*Task to carry out*:
Output every line below without omitting or altering anything.

■ ■ ■

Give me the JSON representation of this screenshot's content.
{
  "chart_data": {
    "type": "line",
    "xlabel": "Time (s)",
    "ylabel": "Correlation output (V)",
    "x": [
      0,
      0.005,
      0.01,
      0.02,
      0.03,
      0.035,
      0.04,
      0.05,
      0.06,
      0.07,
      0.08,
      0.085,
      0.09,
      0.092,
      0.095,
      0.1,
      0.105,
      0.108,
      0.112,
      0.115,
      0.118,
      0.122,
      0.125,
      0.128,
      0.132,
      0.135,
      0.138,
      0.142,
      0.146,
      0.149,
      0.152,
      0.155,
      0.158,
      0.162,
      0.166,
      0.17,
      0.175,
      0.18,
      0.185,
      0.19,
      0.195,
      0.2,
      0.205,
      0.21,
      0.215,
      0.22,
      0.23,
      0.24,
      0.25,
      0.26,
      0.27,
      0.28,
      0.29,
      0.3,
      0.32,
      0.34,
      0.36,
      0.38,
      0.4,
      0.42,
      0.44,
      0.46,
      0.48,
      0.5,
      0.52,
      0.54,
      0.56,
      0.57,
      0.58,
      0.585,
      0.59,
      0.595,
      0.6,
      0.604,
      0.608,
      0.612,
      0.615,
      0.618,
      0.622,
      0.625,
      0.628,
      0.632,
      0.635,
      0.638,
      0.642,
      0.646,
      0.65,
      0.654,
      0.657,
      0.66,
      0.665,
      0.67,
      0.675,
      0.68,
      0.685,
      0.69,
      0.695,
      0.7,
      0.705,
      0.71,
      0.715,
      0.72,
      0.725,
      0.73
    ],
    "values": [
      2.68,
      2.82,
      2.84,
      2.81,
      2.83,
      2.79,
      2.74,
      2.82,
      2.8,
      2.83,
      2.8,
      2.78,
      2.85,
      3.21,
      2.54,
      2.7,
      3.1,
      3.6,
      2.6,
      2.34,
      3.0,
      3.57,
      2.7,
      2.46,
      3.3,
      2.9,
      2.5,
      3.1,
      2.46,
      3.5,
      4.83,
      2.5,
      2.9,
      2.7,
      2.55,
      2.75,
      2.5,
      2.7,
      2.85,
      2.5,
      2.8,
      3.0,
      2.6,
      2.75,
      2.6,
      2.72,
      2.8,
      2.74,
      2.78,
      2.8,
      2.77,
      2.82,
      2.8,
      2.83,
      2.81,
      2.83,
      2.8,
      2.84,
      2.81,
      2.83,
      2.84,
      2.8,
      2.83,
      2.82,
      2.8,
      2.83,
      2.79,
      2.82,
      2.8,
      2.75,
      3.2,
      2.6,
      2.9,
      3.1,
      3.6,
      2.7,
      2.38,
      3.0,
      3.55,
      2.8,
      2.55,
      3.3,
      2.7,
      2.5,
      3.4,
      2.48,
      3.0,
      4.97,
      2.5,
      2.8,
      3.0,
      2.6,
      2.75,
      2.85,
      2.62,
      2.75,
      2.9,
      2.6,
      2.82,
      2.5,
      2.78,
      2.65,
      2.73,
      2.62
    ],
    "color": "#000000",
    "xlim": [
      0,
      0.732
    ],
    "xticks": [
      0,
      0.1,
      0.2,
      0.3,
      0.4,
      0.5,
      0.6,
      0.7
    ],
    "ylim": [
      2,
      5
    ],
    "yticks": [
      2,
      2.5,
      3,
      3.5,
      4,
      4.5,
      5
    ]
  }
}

■ ■ ■

*Result for this exercise*:
Give me the JSON representation of this screenshot's content.
{
  "chart_data": {
    "type": "line",
    "xlabel": "Time (s)",
    "ylabel": "Correlation output (V)",
    "x": [
      0,
      0.005,
      0.01,
      0.02,
      0.03,
      0.035,
      0.04,
      0.05,
      0.06,
      0.07,
      0.08,
      0.085,
      0.09,
      0.092,
      0.095,
      0.1,
      0.105,
      0.108,
      0.112,
      0.115,
      0.118,
      0.122,
      0.125,
      0.128,
      0.132,
      0.135,
      0.138,
      0.142,
      0.146,
      0.149,
      0.152,
      0.155,
      0.158,
      0.162,
      0.166,
      0.17,
      0.175,
      0.18,
      0.185,
      0.19,
      0.195,
      0.2,
      0.205,
      0.21,
      0.215,
      0.22,
      0.23,
      0.24,
      0.25,
      0.26,
      0.27,
      0.28,
      0.29,
      0.3,
      0.32,
      0.34,
      0.36,
      0.38,
      0.4,
      0.42,
      0.44,
      0.46,
      0.48,
      0.5,
      0.52,
      0.54,
      0.56,
      0.57,
      0.58,
      0.585,
      0.59,
      0.595,
      0.6,
      0.604,
      0.608,
      0.612,
      0.615,
      0.618,
      0.622,
      0.625,
      0.628,
      0.632,
      0.635,
      0.638,
      0.642,
      0.646,
      0.65,
      0.654,
      0.657,
      0.66,
      0.665,
      0.67,
      0.675,
      0.68,
      0.685,
      0.69,
      0.695,
      0.7,
      0.705,
      0.71,
      0.715,
      0.72,
      0.725,
      0.73
    ],
    "values": [
      2.68,
      2.82,
      2.84,
      2.81,
      2.83,
      2.79,
      2.74,
      2.82,
      2.8,
      2.83,
      2.8,
      2.78,
      2.85,
      3.21,
      2.54,
      2.7,
      3.1,
      3.6,
      2.6,
      2.34,
      3.0,
      3.57,
      2.7,
      2.46,
      3.3,
      2.9,
      2.5,
      3.1,
      2.46,
      3.5,
      4.83,
      2.5,
      2.9,
      2.7,
      2.55,
      2.75,
      2.5,
      2.7,
      2.85,
      2.5,
      2.8,
      3.0,
      2.6,
      2.75,
      2.6,
      2.72,
      2.8,
      2.74,
      2.78,
      2.8,
      2.77,
      2.82,
      2.8,
      2.83,
      2.81,
      2.83,
      2.8,
      2.84,
      2.81,
      2.83,
      2.84,
      2.8,
      2.83,
      2.82,
      2.8,
      2.83,
      2.79,
      2.82,
      2.8,
      2.75,
      3.2,
      2.6,
      2.9,
      3.1,
      3.6,
      2.7,
      2.38,
      3.0,
      3.55,
      2.8,
      2.55,
      3.3,
      2.7,
      2.5,
      3.4,
      2.48,
      3.0,
      4.97,
      2.5,
      2.8,
      3.0,
      2.6,
      2.75,
      2.85,
      2.62,
      2.75,
      2.9,
      2.6,
      2.82,
      2.5,
      2.78,
      2.65,
      2.73,
      2.62
    ],
    "color": "#000000",
    "xlim": [
      0,
      0.732
    ],
    "xticks": [
      0,
      0.1,
      0.2,
      0.3,
      0.4,
      0.5,
      0.6,
      0.7
    ],
    "ylim": [
      2,
      5
    ],
    "yticks": [
      2,
      2.5,
      3,
      3.5,
      4,
      4.5,
      5
    ]
  }
}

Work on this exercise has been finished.